Data excerpts:
** begin **

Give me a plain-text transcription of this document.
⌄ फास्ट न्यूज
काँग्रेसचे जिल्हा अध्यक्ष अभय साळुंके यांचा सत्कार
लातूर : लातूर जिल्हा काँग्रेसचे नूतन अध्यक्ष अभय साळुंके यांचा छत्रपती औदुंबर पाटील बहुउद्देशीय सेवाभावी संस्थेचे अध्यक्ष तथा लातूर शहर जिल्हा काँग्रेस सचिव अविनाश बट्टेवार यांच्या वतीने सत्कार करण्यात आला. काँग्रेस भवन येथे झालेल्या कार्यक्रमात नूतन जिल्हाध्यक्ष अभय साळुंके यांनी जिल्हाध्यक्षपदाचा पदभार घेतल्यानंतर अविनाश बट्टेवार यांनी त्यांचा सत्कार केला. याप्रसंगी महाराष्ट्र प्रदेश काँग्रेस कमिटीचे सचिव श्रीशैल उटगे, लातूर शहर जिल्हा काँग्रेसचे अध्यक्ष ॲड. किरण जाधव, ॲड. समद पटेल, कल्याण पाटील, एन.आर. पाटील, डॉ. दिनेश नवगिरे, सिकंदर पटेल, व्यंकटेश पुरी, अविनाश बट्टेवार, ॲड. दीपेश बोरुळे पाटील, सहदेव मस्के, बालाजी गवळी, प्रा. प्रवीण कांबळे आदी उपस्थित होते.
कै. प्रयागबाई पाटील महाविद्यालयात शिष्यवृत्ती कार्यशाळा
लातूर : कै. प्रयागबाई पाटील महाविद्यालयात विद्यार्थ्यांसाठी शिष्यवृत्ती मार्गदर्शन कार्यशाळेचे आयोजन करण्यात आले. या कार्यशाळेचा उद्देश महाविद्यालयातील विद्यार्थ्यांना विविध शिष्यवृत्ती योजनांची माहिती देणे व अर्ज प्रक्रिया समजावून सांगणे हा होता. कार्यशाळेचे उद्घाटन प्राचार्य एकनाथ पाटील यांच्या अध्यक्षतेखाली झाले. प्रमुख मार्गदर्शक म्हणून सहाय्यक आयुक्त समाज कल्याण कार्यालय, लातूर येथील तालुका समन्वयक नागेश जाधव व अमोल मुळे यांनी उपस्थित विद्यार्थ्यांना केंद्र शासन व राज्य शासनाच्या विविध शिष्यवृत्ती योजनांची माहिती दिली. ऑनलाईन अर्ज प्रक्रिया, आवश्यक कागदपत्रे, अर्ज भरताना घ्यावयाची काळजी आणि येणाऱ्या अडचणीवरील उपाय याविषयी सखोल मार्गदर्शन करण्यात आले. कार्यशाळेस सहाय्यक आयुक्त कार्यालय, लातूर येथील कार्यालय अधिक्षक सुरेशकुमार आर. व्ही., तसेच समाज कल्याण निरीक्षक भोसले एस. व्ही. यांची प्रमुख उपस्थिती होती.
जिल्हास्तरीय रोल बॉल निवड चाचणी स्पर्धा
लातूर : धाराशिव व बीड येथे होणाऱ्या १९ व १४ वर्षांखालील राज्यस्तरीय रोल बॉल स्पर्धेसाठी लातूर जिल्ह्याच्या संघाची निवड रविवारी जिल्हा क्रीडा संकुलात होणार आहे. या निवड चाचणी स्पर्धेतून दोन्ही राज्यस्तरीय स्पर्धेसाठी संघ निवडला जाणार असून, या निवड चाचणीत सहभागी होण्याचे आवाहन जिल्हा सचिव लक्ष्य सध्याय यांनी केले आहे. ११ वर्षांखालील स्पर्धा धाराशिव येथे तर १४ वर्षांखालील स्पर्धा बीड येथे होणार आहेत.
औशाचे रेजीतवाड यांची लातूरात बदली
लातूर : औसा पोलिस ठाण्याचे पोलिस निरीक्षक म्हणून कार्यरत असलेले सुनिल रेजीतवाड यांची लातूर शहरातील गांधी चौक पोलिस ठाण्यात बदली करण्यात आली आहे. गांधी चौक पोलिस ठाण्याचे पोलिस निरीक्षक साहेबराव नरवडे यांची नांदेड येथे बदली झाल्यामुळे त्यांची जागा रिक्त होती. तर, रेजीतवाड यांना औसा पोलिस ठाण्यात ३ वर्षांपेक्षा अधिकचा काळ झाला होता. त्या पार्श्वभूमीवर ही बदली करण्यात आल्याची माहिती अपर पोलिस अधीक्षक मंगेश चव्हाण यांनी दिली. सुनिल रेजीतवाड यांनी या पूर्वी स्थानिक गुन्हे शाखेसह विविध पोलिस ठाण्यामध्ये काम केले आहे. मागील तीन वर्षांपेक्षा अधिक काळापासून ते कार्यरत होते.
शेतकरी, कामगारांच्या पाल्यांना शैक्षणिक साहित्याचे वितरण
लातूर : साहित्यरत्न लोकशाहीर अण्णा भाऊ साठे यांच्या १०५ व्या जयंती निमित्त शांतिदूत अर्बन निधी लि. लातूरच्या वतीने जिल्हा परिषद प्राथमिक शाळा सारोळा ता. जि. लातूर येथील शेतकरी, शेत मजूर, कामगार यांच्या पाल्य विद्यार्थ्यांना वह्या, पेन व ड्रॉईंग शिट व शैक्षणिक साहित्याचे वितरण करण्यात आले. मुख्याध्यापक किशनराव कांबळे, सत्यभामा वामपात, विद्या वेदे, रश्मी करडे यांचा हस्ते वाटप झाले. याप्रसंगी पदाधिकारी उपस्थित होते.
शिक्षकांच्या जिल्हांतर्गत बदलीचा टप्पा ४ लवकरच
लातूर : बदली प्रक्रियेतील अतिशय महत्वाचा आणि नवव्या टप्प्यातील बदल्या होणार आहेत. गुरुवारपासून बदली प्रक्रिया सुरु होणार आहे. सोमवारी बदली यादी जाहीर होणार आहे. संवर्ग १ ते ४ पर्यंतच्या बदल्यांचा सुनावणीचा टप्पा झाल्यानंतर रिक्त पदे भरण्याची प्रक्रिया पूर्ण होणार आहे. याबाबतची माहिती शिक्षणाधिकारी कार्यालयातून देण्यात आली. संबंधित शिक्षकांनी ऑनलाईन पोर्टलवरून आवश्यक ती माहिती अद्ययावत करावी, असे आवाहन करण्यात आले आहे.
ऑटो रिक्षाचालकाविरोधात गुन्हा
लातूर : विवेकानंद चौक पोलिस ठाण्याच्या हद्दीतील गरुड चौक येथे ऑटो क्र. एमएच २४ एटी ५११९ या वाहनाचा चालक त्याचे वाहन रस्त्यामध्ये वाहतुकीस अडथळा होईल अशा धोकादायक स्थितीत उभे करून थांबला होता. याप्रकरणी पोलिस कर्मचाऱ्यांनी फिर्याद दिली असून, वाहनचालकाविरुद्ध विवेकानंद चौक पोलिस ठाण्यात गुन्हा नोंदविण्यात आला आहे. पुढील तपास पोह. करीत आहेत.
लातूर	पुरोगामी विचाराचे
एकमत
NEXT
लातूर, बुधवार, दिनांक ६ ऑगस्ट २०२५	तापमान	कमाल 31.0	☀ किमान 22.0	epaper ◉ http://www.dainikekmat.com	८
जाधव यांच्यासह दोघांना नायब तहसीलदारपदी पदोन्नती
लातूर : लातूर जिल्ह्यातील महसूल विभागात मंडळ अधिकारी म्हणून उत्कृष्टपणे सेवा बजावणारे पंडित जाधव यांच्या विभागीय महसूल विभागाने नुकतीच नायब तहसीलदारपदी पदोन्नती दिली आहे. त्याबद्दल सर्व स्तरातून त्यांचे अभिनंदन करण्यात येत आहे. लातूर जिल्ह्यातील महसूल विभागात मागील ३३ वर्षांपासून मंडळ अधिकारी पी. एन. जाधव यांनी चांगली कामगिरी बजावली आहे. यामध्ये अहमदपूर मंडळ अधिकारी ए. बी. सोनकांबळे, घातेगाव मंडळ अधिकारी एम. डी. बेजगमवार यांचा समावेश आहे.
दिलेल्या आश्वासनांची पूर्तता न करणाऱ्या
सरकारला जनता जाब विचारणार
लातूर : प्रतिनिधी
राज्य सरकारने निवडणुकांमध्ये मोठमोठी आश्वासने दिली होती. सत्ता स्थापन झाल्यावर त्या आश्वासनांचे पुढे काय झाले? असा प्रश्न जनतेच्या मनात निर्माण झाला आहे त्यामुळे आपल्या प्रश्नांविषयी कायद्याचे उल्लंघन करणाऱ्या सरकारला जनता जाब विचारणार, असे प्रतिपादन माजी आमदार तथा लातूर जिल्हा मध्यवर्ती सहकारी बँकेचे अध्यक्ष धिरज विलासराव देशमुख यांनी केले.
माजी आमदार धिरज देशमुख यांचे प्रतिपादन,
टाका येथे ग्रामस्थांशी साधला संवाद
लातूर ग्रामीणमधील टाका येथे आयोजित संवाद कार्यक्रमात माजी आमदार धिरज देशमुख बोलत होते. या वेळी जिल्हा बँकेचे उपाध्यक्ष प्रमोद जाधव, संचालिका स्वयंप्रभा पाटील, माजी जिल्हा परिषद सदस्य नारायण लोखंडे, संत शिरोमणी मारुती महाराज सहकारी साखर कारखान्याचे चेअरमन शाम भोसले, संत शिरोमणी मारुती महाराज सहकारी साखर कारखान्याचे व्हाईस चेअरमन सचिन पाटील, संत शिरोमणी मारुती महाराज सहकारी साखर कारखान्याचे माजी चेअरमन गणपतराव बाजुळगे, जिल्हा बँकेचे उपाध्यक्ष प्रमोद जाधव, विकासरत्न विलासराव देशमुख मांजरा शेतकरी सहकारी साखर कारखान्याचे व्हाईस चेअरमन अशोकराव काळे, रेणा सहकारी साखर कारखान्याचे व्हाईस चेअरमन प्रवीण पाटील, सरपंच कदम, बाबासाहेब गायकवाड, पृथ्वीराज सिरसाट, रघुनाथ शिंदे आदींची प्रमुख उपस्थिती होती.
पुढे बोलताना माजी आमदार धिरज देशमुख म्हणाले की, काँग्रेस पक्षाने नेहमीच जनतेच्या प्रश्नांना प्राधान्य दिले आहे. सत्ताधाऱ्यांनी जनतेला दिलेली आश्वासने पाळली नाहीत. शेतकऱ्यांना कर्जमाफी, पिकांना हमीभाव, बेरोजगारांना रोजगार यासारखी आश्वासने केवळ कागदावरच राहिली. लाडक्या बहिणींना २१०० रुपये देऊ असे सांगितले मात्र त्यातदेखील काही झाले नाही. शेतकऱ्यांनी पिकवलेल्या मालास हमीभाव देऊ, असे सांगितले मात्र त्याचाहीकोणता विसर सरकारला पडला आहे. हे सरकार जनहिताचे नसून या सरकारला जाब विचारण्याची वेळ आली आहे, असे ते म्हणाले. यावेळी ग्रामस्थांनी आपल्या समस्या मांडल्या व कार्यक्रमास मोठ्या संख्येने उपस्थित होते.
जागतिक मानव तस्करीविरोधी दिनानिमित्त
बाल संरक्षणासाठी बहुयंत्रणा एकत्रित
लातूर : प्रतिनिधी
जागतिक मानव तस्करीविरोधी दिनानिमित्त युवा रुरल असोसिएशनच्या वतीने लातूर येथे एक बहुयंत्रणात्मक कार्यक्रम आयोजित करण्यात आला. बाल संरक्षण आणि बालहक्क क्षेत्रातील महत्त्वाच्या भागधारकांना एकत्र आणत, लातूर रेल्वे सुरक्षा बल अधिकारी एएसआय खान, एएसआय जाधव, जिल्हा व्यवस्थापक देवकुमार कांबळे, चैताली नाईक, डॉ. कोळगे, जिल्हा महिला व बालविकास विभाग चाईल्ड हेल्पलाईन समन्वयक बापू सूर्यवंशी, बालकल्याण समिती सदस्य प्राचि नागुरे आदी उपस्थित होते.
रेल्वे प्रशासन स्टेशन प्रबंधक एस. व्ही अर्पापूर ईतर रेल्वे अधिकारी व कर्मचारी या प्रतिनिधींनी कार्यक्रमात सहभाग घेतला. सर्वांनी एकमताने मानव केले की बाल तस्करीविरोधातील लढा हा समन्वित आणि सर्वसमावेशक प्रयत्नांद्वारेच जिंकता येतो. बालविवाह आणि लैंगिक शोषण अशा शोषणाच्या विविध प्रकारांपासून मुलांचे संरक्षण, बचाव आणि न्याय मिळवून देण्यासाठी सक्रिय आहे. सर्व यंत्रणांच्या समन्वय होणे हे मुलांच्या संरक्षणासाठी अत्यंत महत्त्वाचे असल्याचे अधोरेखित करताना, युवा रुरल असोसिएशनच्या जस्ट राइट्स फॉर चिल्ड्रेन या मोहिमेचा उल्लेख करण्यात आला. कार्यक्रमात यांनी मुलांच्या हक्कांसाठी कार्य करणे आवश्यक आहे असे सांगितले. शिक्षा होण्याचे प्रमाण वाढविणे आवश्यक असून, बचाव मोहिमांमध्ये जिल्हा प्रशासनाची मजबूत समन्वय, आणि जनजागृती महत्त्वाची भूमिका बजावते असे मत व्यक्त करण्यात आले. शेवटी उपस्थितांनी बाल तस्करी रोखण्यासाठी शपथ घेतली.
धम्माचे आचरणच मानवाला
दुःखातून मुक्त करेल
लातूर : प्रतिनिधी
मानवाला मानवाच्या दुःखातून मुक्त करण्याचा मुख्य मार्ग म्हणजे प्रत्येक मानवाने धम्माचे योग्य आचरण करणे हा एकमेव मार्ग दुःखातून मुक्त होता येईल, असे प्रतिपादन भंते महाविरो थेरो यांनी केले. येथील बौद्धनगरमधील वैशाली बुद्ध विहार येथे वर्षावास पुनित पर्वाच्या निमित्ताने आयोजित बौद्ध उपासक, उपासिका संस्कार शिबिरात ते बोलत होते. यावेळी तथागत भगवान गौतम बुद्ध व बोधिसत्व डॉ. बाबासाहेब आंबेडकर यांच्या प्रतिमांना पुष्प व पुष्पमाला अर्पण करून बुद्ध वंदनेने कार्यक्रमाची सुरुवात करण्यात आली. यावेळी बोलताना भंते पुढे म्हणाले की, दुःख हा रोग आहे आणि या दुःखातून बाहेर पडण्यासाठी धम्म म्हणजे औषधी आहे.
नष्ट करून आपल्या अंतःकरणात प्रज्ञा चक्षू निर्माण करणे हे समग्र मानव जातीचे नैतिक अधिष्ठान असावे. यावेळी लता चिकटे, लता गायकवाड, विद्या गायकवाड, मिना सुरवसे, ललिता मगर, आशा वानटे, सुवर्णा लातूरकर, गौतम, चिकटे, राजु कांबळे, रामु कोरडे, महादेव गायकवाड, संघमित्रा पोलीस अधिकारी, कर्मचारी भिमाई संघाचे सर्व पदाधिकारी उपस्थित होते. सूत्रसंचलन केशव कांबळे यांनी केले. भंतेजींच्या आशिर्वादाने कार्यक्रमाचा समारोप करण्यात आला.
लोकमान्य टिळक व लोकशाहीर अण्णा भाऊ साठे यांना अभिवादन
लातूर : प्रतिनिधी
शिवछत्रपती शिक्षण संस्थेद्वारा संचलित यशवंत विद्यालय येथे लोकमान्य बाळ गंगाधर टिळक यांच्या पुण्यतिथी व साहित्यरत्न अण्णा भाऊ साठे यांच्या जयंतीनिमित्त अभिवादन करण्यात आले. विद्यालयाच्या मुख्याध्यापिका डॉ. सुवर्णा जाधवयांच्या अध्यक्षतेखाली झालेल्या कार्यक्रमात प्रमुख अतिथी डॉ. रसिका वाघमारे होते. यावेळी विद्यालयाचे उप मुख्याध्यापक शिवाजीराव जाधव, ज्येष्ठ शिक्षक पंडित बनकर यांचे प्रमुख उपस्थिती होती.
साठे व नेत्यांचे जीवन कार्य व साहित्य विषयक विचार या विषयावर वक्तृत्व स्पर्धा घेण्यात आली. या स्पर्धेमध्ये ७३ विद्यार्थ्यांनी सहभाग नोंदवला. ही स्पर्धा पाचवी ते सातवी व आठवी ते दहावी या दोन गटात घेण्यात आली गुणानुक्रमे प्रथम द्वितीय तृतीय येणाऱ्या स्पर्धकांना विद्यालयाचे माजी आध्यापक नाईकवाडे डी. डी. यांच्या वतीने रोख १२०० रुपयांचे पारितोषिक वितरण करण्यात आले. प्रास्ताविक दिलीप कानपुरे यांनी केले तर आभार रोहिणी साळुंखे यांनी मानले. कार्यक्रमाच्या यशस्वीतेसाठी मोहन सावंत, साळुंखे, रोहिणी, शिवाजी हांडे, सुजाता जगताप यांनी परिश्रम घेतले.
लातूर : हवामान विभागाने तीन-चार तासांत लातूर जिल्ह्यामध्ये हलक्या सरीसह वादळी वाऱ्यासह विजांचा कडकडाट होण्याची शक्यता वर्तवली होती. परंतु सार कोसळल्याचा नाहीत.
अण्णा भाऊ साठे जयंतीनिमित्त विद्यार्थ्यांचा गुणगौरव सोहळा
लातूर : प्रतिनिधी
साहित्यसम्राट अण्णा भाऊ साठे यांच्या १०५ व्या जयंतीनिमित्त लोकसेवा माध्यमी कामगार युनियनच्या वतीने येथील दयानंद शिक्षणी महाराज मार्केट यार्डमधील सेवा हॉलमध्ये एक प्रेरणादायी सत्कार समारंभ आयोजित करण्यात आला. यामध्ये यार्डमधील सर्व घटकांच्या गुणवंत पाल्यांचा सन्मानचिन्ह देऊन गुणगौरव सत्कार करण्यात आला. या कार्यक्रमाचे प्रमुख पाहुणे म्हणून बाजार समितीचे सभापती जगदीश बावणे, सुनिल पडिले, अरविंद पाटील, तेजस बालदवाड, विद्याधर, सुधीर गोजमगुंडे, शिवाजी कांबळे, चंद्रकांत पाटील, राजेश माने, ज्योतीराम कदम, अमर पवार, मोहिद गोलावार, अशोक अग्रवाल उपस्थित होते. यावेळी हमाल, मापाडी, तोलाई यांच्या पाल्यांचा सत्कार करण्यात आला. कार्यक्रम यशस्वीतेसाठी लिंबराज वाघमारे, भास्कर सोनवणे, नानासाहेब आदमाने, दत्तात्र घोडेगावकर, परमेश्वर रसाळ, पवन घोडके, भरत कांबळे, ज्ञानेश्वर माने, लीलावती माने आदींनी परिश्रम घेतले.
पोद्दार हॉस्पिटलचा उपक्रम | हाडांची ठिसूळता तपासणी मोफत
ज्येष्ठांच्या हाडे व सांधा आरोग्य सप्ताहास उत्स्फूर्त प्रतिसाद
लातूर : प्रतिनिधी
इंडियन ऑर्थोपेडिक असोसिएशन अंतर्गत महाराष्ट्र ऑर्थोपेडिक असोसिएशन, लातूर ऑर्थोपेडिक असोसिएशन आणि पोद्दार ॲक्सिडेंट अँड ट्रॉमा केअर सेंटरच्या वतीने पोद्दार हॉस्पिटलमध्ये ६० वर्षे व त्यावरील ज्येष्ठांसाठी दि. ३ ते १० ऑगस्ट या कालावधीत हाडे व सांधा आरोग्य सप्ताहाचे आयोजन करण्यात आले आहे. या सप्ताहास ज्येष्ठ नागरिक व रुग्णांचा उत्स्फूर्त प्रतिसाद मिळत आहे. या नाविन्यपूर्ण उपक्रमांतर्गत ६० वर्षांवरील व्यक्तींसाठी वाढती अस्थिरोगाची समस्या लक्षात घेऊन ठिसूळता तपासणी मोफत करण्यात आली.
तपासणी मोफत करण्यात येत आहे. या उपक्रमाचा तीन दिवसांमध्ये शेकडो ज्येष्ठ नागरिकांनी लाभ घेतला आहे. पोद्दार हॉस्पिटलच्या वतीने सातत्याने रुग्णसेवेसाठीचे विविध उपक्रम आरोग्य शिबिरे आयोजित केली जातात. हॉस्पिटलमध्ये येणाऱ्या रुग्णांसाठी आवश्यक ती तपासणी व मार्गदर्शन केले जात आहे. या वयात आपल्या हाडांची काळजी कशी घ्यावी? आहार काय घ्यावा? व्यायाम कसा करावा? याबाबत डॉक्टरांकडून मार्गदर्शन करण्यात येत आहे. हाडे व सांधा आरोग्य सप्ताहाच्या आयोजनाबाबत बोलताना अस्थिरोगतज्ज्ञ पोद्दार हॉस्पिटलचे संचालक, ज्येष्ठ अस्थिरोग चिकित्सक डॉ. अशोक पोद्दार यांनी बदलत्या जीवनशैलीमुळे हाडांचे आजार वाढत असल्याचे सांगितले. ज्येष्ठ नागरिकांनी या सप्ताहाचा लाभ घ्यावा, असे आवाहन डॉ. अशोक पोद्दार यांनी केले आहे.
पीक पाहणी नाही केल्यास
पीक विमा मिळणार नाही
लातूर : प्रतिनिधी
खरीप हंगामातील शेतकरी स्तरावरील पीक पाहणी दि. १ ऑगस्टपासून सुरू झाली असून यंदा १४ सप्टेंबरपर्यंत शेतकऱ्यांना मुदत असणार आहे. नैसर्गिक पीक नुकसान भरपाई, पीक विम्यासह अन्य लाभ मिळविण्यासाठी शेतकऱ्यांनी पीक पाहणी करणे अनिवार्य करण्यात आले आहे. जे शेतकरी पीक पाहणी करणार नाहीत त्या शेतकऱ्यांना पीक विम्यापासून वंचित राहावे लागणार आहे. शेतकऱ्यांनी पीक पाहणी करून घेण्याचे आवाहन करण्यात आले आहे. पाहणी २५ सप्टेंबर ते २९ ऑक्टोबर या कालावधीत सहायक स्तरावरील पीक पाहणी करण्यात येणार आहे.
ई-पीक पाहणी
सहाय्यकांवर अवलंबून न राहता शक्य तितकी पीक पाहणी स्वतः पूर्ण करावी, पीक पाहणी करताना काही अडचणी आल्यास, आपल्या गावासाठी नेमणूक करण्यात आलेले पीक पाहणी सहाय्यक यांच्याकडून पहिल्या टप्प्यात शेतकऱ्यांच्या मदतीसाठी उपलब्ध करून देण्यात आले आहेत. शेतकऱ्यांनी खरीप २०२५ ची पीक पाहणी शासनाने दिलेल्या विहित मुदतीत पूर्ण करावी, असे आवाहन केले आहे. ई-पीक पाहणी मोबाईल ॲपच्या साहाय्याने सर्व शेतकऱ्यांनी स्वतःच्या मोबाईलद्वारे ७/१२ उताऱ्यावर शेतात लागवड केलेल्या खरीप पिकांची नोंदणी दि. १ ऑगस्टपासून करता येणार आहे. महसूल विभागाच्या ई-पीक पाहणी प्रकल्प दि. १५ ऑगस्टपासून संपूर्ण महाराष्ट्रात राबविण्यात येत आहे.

** end **

# What you will do
Return all the lines that contain the string "एकमत".

# Response
एकमत
रेल्वे प्रशासन स्टेशन प्रबंधक एस. व्ही अर्पापूर ईतर रेल्वे अधिकारी व कर्मचारी या प्रतिनिधींनी कार्यक्रमात सहभाग घेतला. सर्वांनी एकमताने मानव केले की बाल तस्करीविरोधातील लढा हा समन्वित आणि सर्वसमावेशक प्रयत्नांद्वारेच जिंकता येतो. बालविवाह आणि लैंगिक शोषण अशा शोषणाच्या विविध प्रकारांपासून मुलांचे संरक्षण, बचाव आणि न्याय मिळवून देण्यासाठी सक्रिय आहे. सर्व यंत्रणांच्या समन्वय होणे हे मुलांच्या संरक्षणासाठी अत्यंत महत्त्वाचे असल्याचे अधोरेखित करताना, युवा रुरल असोसिएशनच्या जस्ट राइट्स फॉर चिल्ड्रेन या मोहिमेचा उल्लेख करण्यात आला. कार्यक्रमात यांनी मुलांच्या हक्कांसाठी कार्य करणे आवश्यक आहे असे सांगितले. शिक्षा होण्याचे प्रमाण वाढविणे आवश्यक असून, बचाव मोहिमांमध्ये जिल्हा प्रशासनाची मजबूत समन्वय, आणि जनजागृती महत्त्वाची भूमिका बजावते असे मत व्यक्त करण्यात आले. शेवटी उपस्थितांनी बाल तस्करी रोखण्यासाठी शपथ घेतली.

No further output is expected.